§ **EXERCISE GOAL**: For the listing below, give the count of lines containing the string "text" and nothing else.

§ **Collected data entries**:
******

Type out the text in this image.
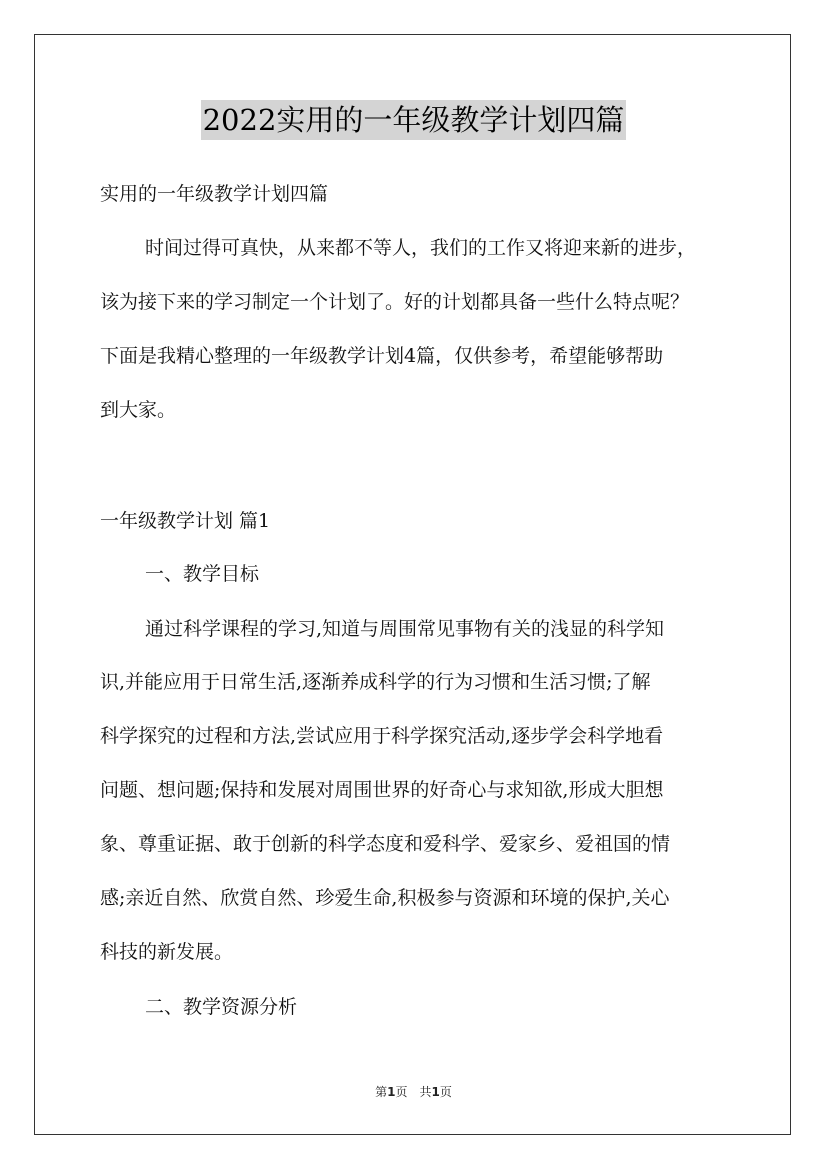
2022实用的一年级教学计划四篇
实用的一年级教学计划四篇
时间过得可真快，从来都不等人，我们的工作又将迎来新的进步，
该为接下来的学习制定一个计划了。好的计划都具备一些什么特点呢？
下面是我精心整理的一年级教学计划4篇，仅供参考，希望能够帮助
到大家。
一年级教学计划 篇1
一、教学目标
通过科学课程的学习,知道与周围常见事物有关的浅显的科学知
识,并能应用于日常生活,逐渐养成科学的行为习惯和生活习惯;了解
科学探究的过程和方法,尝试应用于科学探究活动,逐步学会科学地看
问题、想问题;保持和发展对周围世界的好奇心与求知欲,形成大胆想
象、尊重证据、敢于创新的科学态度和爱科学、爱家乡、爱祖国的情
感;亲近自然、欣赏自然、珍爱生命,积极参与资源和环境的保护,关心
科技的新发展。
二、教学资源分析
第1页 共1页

******

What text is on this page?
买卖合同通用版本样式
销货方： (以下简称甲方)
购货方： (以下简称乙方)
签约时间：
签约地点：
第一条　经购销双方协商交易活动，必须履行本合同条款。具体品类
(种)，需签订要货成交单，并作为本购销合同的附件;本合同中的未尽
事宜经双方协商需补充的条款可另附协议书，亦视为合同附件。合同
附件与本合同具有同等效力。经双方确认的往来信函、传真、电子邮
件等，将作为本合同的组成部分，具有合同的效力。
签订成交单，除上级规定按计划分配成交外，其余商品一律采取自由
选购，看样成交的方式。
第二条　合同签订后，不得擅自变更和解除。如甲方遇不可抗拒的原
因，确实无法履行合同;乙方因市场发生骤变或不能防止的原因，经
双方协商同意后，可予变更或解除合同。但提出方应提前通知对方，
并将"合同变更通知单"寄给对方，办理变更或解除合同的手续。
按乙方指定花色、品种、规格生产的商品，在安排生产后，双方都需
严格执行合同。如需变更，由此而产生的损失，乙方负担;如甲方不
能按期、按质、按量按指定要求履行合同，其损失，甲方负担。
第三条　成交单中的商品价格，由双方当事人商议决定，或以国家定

******

§ **THE COMPLETED TASK**: 2